WRITTEN REQUEST
Set down each line of the data below exactly as it stands, dropping the pictures.

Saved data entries
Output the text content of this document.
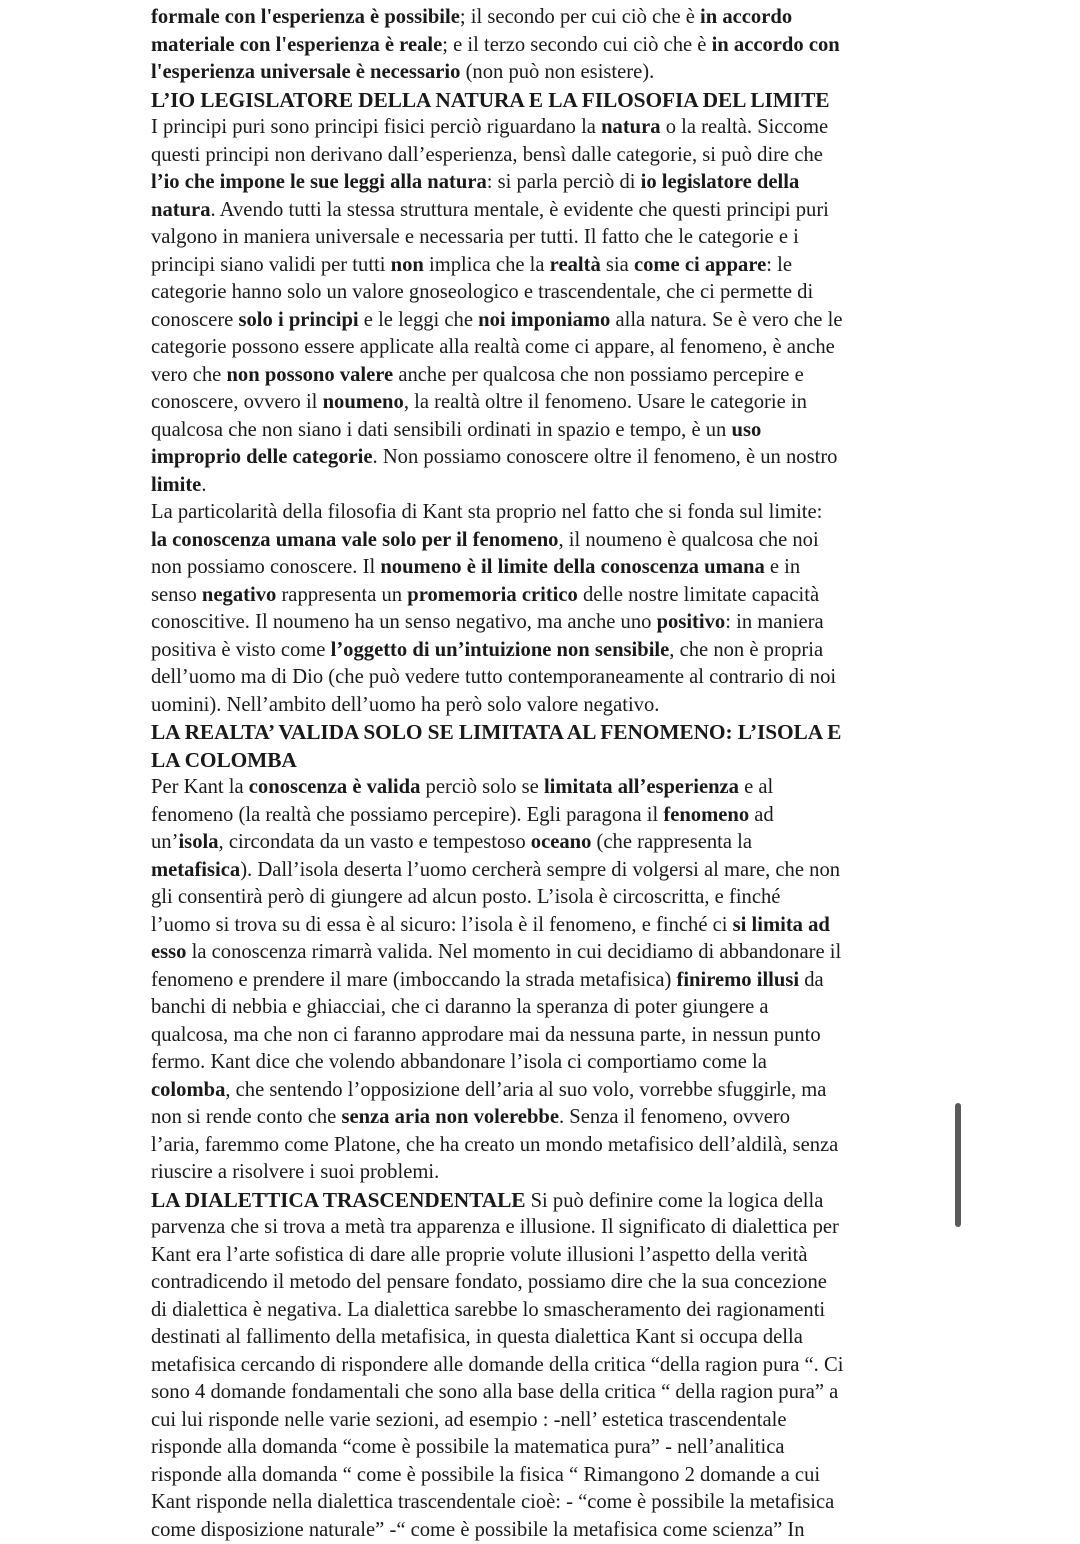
formale con l'esperienza è possibile; il secondo per cui ciò che è in accordo
materiale con l'esperienza è reale; e il terzo secondo cui ciò che è in accordo con
l'esperienza universale è necessario (non può non esistere).
L’IO LEGISLATORE DELLA NATURA E LA FILOSOFIA DEL LIMITE
I principi puri sono principi fisici perciò riguardano la natura o la realtà. Siccome
questi principi non derivano dall’esperienza, bensì dalle categorie, si può dire che
l’io che impone le sue leggi alla natura: si parla perciò di io legislatore della
natura. Avendo tutti la stessa struttura mentale, è evidente che questi principi puri
valgono in maniera universale e necessaria per tutti. Il fatto che le categorie e i
principi siano validi per tutti non implica che la realtà sia come ci appare: le
categorie hanno solo un valore gnoseologico e trascendentale, che ci permette di
conoscere solo i principi e le leggi che noi imponiamo alla natura. Se è vero che le
categorie possono essere applicate alla realtà come ci appare, al fenomeno, è anche
vero che non possono valere anche per qualcosa che non possiamo percepire e
conoscere, ovvero il noumeno, la realtà oltre il fenomeno. Usare le categorie in
qualcosa che non siano i dati sensibili ordinati in spazio e tempo, è un uso
improprio delle categorie. Non possiamo conoscere oltre il fenomeno, è un nostro
limite.
La particolarità della filosofia di Kant sta proprio nel fatto che si fonda sul limite:
la conoscenza umana vale solo per il fenomeno, il noumeno è qualcosa che noi
non possiamo conoscere. Il noumeno è il limite della conoscenza umana e in
senso negativo rappresenta un promemoria critico delle nostre limitate capacità
conoscitive. Il noumeno ha un senso negativo, ma anche uno positivo: in maniera
positiva è visto come l’oggetto di un’intuizione non sensibile, che non è propria
dell’uomo ma di Dio (che può vedere tutto contemporaneamente al contrario di noi
uomini). Nell’ambito dell’uomo ha però solo valore negativo.
LA REALTA’ VALIDA SOLO SE LIMITATA AL FENOMENO: L’ISOLA E
LA COLOMBA
Per Kant la conoscenza è valida perciò solo se limitata all’esperienza e al
fenomeno (la realtà che possiamo percepire). Egli paragona il fenomeno ad
un’isola, circondata da un vasto e tempestoso oceano (che rappresenta la
metafisica). Dall’isola deserta l’uomo cercherà sempre di volgersi al mare, che non
gli consentirà però di giungere ad alcun posto. L’isola è circoscritta, e finché
l’uomo si trova su di essa è al sicuro: l’isola è il fenomeno, e finché ci si limita ad
esso la conoscenza rimarrà valida. Nel momento in cui decidiamo di abbandonare il
fenomeno e prendere il mare (imboccando la strada metafisica) finiremo illusi da
banchi di nebbia e ghiacciai, che ci daranno la speranza di poter giungere a
qualcosa, ma che non ci faranno approdare mai da nessuna parte, in nessun punto
fermo. Kant dice che volendo abbandonare l’isola ci comportiamo come la
colomba, che sentendo l’opposizione dell’aria al suo volo, vorrebbe sfuggirle, ma
non si rende conto che senza aria non volerebbe. Senza il fenomeno, ovvero
l’aria, faremmo come Platone, che ha creato un mondo metafisico dell’aldilà, senza
riuscire a risolvere i suoi problemi.
LA DIALETTICA TRASCENDENTALE Si può definire come la logica della
parvenza che si trova a metà tra apparenza e illusione. Il significato di dialettica per
Kant era l’arte sofistica di dare alle proprie volute illusioni l’aspetto della verità
contradicendo il metodo del pensare fondato, possiamo dire che la sua concezione
di dialettica è negativa. La dialettica sarebbe lo smascheramento dei ragionamenti
destinati al fallimento della metafisica, in questa dialettica Kant si occupa della
metafisica cercando di rispondere alle domande della critica “della ragion pura “. Ci
sono 4 domande fondamentali che sono alla base della critica “ della ragion pura” a
cui lui risponde nelle varie sezioni, ad esempio : -nell’ estetica trascendentale
risponde alla domanda “come è possibile la matematica pura” - nell’analitica
risponde alla domanda “ come è possibile la fisica “ Rimangono 2 domande a cui
Kant risponde nella dialettica trascendentale cioè: - “come è possibile la metafisica
come disposizione naturale” -“ come è possibile la metafisica come scienza” In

COMPLETE OUTPUT
Output the text content of this document.
formale con l'esperienza è possibile; il secondo per cui ciò che è in accordo
materiale con l'esperienza è reale; e il terzo secondo cui ciò che è in accordo con
l'esperienza universale è necessario (non può non esistere).
L’IO LEGISLATORE DELLA NATURA E LA FILOSOFIA DEL LIMITE
I principi puri sono principi fisici perciò riguardano la natura o la realtà. Siccome
questi principi non derivano dall’esperienza, bensì dalle categorie, si può dire che
l’io che impone le sue leggi alla natura: si parla perciò di io legislatore della
natura. Avendo tutti la stessa struttura mentale, è evidente che questi principi puri
valgono in maniera universale e necessaria per tutti. Il fatto che le categorie e i
principi siano validi per tutti non implica che la realtà sia come ci appare: le
categorie hanno solo un valore gnoseologico e trascendentale, che ci permette di
conoscere solo i principi e le leggi che noi imponiamo alla natura. Se è vero che le
categorie possono essere applicate alla realtà come ci appare, al fenomeno, è anche
vero che non possono valere anche per qualcosa che non possiamo percepire e
conoscere, ovvero il noumeno, la realtà oltre il fenomeno. Usare le categorie in
qualcosa che non siano i dati sensibili ordinati in spazio e tempo, è un uso
improprio delle categorie. Non possiamo conoscere oltre il fenomeno, è un nostro
limite.
La particolarità della filosofia di Kant sta proprio nel fatto che si fonda sul limite:
la conoscenza umana vale solo per il fenomeno, il noumeno è qualcosa che noi
non possiamo conoscere. Il noumeno è il limite della conoscenza umana e in
senso negativo rappresenta un promemoria critico delle nostre limitate capacità
conoscitive. Il noumeno ha un senso negativo, ma anche uno positivo: in maniera
positiva è visto come l’oggetto di un’intuizione non sensibile, che non è propria
dell’uomo ma di Dio (che può vedere tutto contemporaneamente al contrario di noi
uomini). Nell’ambito dell’uomo ha però solo valore negativo.
LA REALTA’ VALIDA SOLO SE LIMITATA AL FENOMENO: L’ISOLA E
LA COLOMBA
Per Kant la conoscenza è valida perciò solo se limitata all’esperienza e al
fenomeno (la realtà che possiamo percepire). Egli paragona il fenomeno ad
un’isola, circondata da un vasto e tempestoso oceano (che rappresenta la
metafisica). Dall’isola deserta l’uomo cercherà sempre di volgersi al mare, che non
gli consentirà però di giungere ad alcun posto. L’isola è circoscritta, e finché
l’uomo si trova su di essa è al sicuro: l’isola è il fenomeno, e finché ci si limita ad
esso la conoscenza rimarrà valida. Nel momento in cui decidiamo di abbandonare il
fenomeno e prendere il mare (imboccando la strada metafisica) finiremo illusi da
banchi di nebbia e ghiacciai, che ci daranno la speranza di poter giungere a
qualcosa, ma che non ci faranno approdare mai da nessuna parte, in nessun punto
fermo. Kant dice che volendo abbandonare l’isola ci comportiamo come la
colomba, che sentendo l’opposizione dell’aria al suo volo, vorrebbe sfuggirle, ma
non si rende conto che senza aria non volerebbe. Senza il fenomeno, ovvero
l’aria, faremmo come Platone, che ha creato un mondo metafisico dell’aldilà, senza
riuscire a risolvere i suoi problemi.
LA DIALETTICA TRASCENDENTALE Si può definire come la logica della
parvenza che si trova a metà tra apparenza e illusione. Il significato di dialettica per
Kant era l’arte sofistica di dare alle proprie volute illusioni l’aspetto della verità
contradicendo il metodo del pensare fondato, possiamo dire che la sua concezione
di dialettica è negativa. La dialettica sarebbe lo smascheramento dei ragionamenti
destinati al fallimento della metafisica, in questa dialettica Kant si occupa della
metafisica cercando di rispondere alle domande della critica “della ragion pura “. Ci
sono 4 domande fondamentali che sono alla base della critica “ della ragion pura” a
cui lui risponde nelle varie sezioni, ad esempio : -nell’ estetica trascendentale
risponde alla domanda “come è possibile la matematica pura” - nell’analitica
risponde alla domanda “ come è possibile la fisica “ Rimangono 2 domande a cui
Kant risponde nella dialettica trascendentale cioè: - “come è possibile la metafisica
come disposizione naturale” -“ come è possibile la metafisica come scienza” In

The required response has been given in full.